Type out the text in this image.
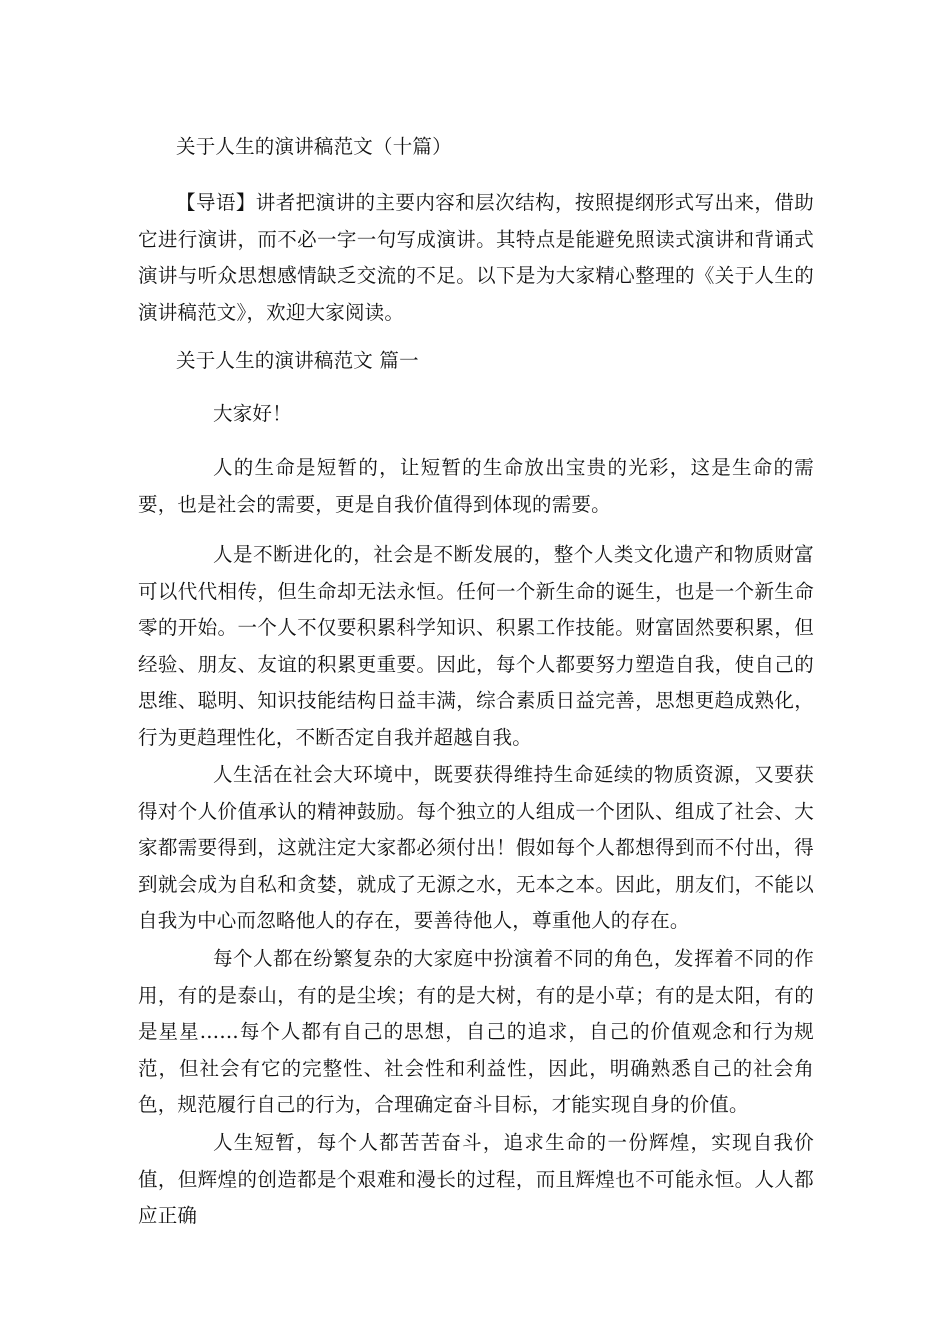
关于人生的演讲稿范文（十篇）

【导语】讲者把演讲的主要内容和层次结构，按照提纲形式写出来，借助它进行演讲，而不必一字一句写成演讲。其特点是能避免照读式演讲和背诵式演讲与听众思想感情缺乏交流的不足。以下是为大家精心整理的《关于人生的演讲稿范文》，欢迎大家阅读。

关于人生的演讲稿范文 篇一

大家好！

人的生命是短暂的，让短暂的生命放出宝贵的光彩，这是生命的需要，也是社会的需要，更是自我价值得到体现的需要。

人是不断进化的，社会是不断发展的，整个人类文化遗产和物质财富可以代代相传，但生命却无法永恒。任何一个新生命的诞生，也是一个新生命零的开始。一个人不仅要积累科学知识、积累工作技能。财富固然要积累，但经验、朋友、友谊的积累更重要。因此，每个人都要努力塑造自我，使自己的思维、聪明、知识技能结构日益丰满，综合素质日益完善，思想更趋成熟化，行为更趋理性化，不断否定自我并超越自我。

人生活在社会大环境中，既要获得维持生命延续的物质资源，又要获得对个人价值承认的精神鼓励。每个独立的人组成一个团队、组成了社会、大家都需要得到，这就注定大家都必须付出！假如每个人都想得到而不付出，得到就会成为自私和贪婪，就成了无源之水，无本之本。因此，朋友们，不能以自我为中心而忽略他人的存在，要善待他人，尊重他人的存在。

每个人都在纷繁复杂的大家庭中扮演着不同的角色，发挥着不同的作用，有的是泰山，有的是尘埃；有的是大树，有的是小草；有的是太阳，有的是星星……每个人都有自己的思想，自己的追求，自己的价值观念和行为规范，但社会有它的完整性、社会性和利益性，因此，明确熟悉自己的社会角色，规范履行自己的行为，合理确定奋斗目标，才能实现自身的价值。

人生短暂，每个人都苦苦奋斗，追求生命的一份辉煌，实现自我价值，但辉煌的创造都是个艰难和漫长的过程，而且辉煌也不可能永恒。人人都应正确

+ + + +

* [What the task requires]: Print all of the records shown above exactly, leaving out each picture.

* [Answer]:
Type out the text in this image.
关于人生的演讲稿范文（十篇）

【导语】讲者把演讲的主要内容和层次结构，按照提纲形式写出来，借助它进行演讲，而不必一字一句写成演讲。其特点是能避免照读式演讲和背诵式演讲与听众思想感情缺乏交流的不足。以下是为大家精心整理的《关于人生的演讲稿范文》，欢迎大家阅读。

关于人生的演讲稿范文 篇一

大家好！

人的生命是短暂的，让短暂的生命放出宝贵的光彩，这是生命的需要，也是社会的需要，更是自我价值得到体现的需要。

人是不断进化的，社会是不断发展的，整个人类文化遗产和物质财富可以代代相传，但生命却无法永恒。任何一个新生命的诞生，也是一个新生命零的开始。一个人不仅要积累科学知识、积累工作技能。财富固然要积累，但经验、朋友、友谊的积累更重要。因此，每个人都要努力塑造自我，使自己的思维、聪明、知识技能结构日益丰满，综合素质日益完善，思想更趋成熟化，行为更趋理性化，不断否定自我并超越自我。

人生活在社会大环境中，既要获得维持生命延续的物质资源，又要获得对个人价值承认的精神鼓励。每个独立的人组成一个团队、组成了社会、大家都需要得到，这就注定大家都必须付出！假如每个人都想得到而不付出，得到就会成为自私和贪婪，就成了无源之水，无本之本。因此，朋友们，不能以自我为中心而忽略他人的存在，要善待他人，尊重他人的存在。

每个人都在纷繁复杂的大家庭中扮演着不同的角色，发挥着不同的作用，有的是泰山，有的是尘埃；有的是大树，有的是小草；有的是太阳，有的是星星……每个人都有自己的思想，自己的追求，自己的价值观念和行为规范，但社会有它的完整性、社会性和利益性，因此，明确熟悉自己的社会角色，规范履行自己的行为，合理确定奋斗目标，才能实现自身的价值。

人生短暂，每个人都苦苦奋斗，追求生命的一份辉煌，实现自我价值，但辉煌的创造都是个艰难和漫长的过程，而且辉煌也不可能永恒。人人都应正确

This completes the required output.